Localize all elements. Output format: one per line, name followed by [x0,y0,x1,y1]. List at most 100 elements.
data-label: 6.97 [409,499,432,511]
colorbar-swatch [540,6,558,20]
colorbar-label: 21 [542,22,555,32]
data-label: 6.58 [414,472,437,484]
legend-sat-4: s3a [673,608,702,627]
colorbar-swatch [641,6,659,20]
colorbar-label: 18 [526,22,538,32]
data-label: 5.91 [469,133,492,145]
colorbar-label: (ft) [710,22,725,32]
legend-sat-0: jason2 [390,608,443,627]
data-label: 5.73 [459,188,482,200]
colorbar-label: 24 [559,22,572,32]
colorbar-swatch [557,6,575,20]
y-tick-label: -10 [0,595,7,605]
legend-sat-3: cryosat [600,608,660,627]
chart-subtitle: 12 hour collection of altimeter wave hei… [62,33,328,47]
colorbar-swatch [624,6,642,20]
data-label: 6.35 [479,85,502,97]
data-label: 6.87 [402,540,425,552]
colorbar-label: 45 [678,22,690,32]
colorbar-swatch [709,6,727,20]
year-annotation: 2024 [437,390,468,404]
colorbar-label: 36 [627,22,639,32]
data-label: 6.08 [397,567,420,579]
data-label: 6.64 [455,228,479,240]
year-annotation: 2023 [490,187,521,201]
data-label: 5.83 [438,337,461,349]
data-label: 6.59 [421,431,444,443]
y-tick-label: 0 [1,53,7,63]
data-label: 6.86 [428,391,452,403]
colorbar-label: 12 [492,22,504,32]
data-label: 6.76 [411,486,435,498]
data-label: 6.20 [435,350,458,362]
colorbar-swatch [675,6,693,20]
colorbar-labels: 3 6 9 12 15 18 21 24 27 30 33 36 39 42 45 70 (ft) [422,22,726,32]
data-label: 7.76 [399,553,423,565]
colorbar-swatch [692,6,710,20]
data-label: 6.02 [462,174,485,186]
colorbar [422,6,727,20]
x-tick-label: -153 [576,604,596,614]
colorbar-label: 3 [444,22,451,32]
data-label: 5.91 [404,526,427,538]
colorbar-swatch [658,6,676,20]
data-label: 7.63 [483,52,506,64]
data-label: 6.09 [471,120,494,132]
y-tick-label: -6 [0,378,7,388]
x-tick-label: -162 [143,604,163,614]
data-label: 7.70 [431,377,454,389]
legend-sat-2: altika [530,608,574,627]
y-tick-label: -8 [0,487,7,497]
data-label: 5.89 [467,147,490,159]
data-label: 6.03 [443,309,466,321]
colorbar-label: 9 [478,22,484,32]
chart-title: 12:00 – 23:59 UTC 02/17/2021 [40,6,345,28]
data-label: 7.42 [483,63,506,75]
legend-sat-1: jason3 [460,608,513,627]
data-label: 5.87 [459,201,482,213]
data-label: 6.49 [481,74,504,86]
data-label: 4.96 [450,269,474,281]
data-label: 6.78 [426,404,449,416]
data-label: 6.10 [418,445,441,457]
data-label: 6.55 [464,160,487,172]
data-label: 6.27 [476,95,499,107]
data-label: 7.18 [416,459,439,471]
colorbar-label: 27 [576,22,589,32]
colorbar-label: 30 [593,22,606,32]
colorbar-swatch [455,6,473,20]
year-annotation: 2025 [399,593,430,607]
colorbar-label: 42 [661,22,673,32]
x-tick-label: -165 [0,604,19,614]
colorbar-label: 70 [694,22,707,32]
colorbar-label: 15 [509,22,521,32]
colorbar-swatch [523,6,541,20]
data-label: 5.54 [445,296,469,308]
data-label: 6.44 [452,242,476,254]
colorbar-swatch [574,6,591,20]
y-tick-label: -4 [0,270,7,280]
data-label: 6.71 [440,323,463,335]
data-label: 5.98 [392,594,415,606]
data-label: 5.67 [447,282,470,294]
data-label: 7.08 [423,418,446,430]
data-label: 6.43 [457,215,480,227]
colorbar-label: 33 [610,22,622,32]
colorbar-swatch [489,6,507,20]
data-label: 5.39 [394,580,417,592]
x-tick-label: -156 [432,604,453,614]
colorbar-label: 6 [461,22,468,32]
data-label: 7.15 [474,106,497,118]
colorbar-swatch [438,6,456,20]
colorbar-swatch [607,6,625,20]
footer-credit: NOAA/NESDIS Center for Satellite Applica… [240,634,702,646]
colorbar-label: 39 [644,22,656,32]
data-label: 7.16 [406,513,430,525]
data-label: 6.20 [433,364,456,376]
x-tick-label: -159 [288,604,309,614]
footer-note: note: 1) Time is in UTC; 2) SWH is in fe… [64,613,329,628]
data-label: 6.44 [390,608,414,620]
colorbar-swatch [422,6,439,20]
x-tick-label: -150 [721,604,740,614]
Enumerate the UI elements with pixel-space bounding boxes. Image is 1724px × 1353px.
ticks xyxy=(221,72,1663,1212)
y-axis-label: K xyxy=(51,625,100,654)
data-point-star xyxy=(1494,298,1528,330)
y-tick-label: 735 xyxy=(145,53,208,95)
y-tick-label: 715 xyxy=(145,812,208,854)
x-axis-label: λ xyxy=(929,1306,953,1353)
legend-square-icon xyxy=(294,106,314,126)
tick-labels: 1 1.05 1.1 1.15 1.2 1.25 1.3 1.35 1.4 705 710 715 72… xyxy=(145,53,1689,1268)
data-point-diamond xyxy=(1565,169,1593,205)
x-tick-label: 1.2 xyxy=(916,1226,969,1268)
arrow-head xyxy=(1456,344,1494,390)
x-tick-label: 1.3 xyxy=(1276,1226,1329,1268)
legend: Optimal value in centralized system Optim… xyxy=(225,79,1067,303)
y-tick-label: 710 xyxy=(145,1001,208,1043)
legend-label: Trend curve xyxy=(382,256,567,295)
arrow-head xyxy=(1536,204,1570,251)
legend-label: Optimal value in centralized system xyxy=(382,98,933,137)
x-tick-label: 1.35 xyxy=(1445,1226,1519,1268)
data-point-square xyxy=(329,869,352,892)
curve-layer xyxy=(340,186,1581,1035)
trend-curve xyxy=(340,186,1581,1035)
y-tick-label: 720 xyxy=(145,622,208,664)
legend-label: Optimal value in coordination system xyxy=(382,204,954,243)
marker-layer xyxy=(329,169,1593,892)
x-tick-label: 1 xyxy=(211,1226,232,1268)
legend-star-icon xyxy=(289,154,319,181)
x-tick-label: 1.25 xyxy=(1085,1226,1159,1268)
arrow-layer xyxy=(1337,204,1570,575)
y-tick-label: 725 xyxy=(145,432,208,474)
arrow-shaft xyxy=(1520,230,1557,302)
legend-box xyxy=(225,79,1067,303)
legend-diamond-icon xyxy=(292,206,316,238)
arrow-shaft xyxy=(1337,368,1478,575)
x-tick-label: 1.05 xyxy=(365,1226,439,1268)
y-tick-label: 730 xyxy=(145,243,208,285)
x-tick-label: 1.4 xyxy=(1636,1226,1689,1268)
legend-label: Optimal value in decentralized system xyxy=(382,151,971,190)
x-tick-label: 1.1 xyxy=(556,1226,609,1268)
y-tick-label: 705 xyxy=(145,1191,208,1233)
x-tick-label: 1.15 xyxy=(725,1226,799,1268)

Required work
Update the lines above by replacing every "x-tick-label" with "x-axis-label", and leave everything else unchanged.

Worked answer
Localize all elements. Output format: one per line, name followed by [x0,y0,x1,y1]. List at most 100 elements.
data-label: 6.97 [409,499,432,511]
colorbar-swatch [540,6,558,20]
colorbar-label: 21 [542,22,555,32]
data-label: 6.58 [414,472,437,484]
legend-sat-4: s3a [673,608,702,627]
colorbar-swatch [641,6,659,20]
colorbar-label: 18 [526,22,538,32]
data-label: 5.91 [469,133,492,145]
colorbar-label: (ft) [710,22,725,32]
legend-sat-0: jason2 [390,608,443,627]
data-label: 5.73 [459,188,482,200]
colorbar-label: 24 [559,22,572,32]
colorbar-swatch [557,6,575,20]
y-tick-label: -10 [0,595,7,605]
legend-sat-3: cryosat [600,608,660,627]
chart-subtitle: 12 hour collection of altimeter wave hei… [62,33,328,47]
colorbar-swatch [624,6,642,20]
data-label: 6.35 [479,85,502,97]
data-label: 6.87 [402,540,425,552]
colorbar-label: 45 [678,22,690,32]
colorbar-swatch [709,6,727,20]
year-annotation: 2024 [437,390,468,404]
colorbar-label: 36 [627,22,639,32]
data-label: 6.08 [397,567,420,579]
data-label: 6.64 [455,228,479,240]
year-annotation: 2023 [490,187,521,201]
data-label: 5.83 [438,337,461,349]
data-label: 6.59 [421,431,444,443]
y-tick-label: 0 [1,53,7,63]
data-label: 6.86 [428,391,452,403]
colorbar-label: 12 [492,22,504,32]
data-label: 6.76 [411,486,435,498]
data-label: 6.20 [435,350,458,362]
colorbar-swatch [675,6,693,20]
colorbar-labels: 3 6 9 12 15 18 21 24 27 30 33 36 39 42 45 70 (ft) [422,22,726,32]
data-label: 7.76 [399,553,423,565]
colorbar-swatch [692,6,710,20]
data-label: 6.02 [462,174,485,186]
colorbar [422,6,727,20]
x-axis-label: -153 [576,604,596,614]
colorbar-label: 3 [444,22,451,32]
data-label: 5.91 [404,526,427,538]
colorbar-swatch [658,6,676,20]
data-label: 7.63 [483,52,506,64]
data-label: 6.09 [471,120,494,132]
y-tick-label: -6 [0,378,7,388]
x-axis-label: -162 [143,604,163,614]
data-label: 7.70 [431,377,454,389]
legend-sat-2: altika [530,608,574,627]
y-tick-label: -8 [0,487,7,497]
data-label: 5.89 [467,147,490,159]
data-label: 6.03 [443,309,466,321]
colorbar-label: 9 [478,22,484,32]
chart-title: 12:00 – 23:59 UTC 02/17/2021 [40,6,345,28]
data-label: 7.42 [483,63,506,75]
legend-sat-1: jason3 [460,608,513,627]
data-label: 5.87 [459,201,482,213]
data-label: 6.49 [481,74,504,86]
data-label: 4.96 [450,269,474,281]
data-label: 6.78 [426,404,449,416]
data-label: 6.10 [418,445,441,457]
data-label: 6.55 [464,160,487,172]
data-label: 6.27 [476,95,499,107]
data-label: 7.18 [416,459,439,471]
colorbar-label: 27 [576,22,589,32]
colorbar-label: 30 [593,22,606,32]
colorbar-swatch [455,6,473,20]
year-annotation: 2025 [399,593,430,607]
colorbar-label: 42 [661,22,673,32]
x-axis-label: -165 [0,604,19,614]
colorbar-label: 70 [694,22,707,32]
colorbar-label: 15 [509,22,521,32]
colorbar-swatch [523,6,541,20]
data-label: 5.54 [445,296,469,308]
data-label: 6.44 [452,242,476,254]
colorbar-swatch [574,6,591,20]
y-tick-label: -4 [0,270,7,280]
data-label: 6.71 [440,323,463,335]
data-label: 5.98 [392,594,415,606]
data-label: 5.67 [447,282,470,294]
data-label: 7.08 [423,418,446,430]
data-label: 6.43 [457,215,480,227]
colorbar-label: 33 [610,22,622,32]
colorbar-swatch [489,6,507,20]
data-label: 5.39 [394,580,417,592]
x-axis-label: -156 [432,604,453,614]
colorbar-label: 6 [461,22,468,32]
data-label: 7.15 [474,106,497,118]
colorbar-swatch [438,6,456,20]
colorbar-swatch [607,6,625,20]
footer-credit: NOAA/NESDIS Center for Satellite Applica… [240,634,702,646]
colorbar-label: 39 [644,22,656,32]
data-label: 7.16 [406,513,430,525]
data-label: 6.20 [433,364,456,376]
x-axis-label: -159 [288,604,309,614]
footer-note: note: 1) Time is in UTC; 2) SWH is in fe… [64,613,329,628]
data-label: 6.44 [390,608,414,620]
colorbar-swatch [422,6,439,20]
x-axis-label: -150 [721,604,740,614]
Enumerate the UI elements with pixel-space bounding boxes. Image is 1724px × 1353px.
ticks xyxy=(221,72,1663,1212)
y-axis-label: K xyxy=(51,625,100,654)
data-point-star xyxy=(1494,298,1528,330)
y-tick-label: 735 xyxy=(145,53,208,95)
y-tick-label: 715 xyxy=(145,812,208,854)
x-axis-label: λ xyxy=(929,1306,953,1353)
legend-square-icon xyxy=(294,106,314,126)
tick-labels: 1 1.05 1.1 1.15 1.2 1.25 1.3 1.35 1.4 705 710 715 72… xyxy=(145,53,1689,1268)
data-point-diamond xyxy=(1565,169,1593,205)
x-axis-label: 1.2 xyxy=(916,1226,969,1268)
arrow-head xyxy=(1456,344,1494,390)
x-axis-label: 1.3 xyxy=(1276,1226,1329,1268)
legend: Optimal value in centralized system Optim… xyxy=(225,79,1067,303)
y-tick-label: 710 xyxy=(145,1001,208,1043)
legend-label: Trend curve xyxy=(382,256,567,295)
arrow-head xyxy=(1536,204,1570,251)
legend-label: Optimal value in centralized system xyxy=(382,98,933,137)
x-axis-label: 1.35 xyxy=(1445,1226,1519,1268)
data-point-square xyxy=(329,869,352,892)
curve-layer xyxy=(340,186,1581,1035)
trend-curve xyxy=(340,186,1581,1035)
y-tick-label: 720 xyxy=(145,622,208,664)
legend-label: Optimal value in coordination system xyxy=(382,204,954,243)
marker-layer xyxy=(329,169,1593,892)
x-axis-label: 1 xyxy=(211,1226,232,1268)
legend-star-icon xyxy=(289,154,319,181)
x-axis-label: 1.25 xyxy=(1085,1226,1159,1268)
arrow-layer xyxy=(1337,204,1570,575)
y-tick-label: 725 xyxy=(145,432,208,474)
arrow-shaft xyxy=(1520,230,1557,302)
legend-box xyxy=(225,79,1067,303)
legend-diamond-icon xyxy=(292,206,316,238)
arrow-shaft xyxy=(1337,368,1478,575)
x-axis-label: 1.05 xyxy=(365,1226,439,1268)
y-tick-label: 730 xyxy=(145,243,208,285)
x-axis-label: 1.4 xyxy=(1636,1226,1689,1268)
legend-label: Optimal value in decentralized system xyxy=(382,151,971,190)
x-axis-label: 1.1 xyxy=(556,1226,609,1268)
y-tick-label: 705 xyxy=(145,1191,208,1233)
x-axis-label: 1.15 xyxy=(725,1226,799,1268)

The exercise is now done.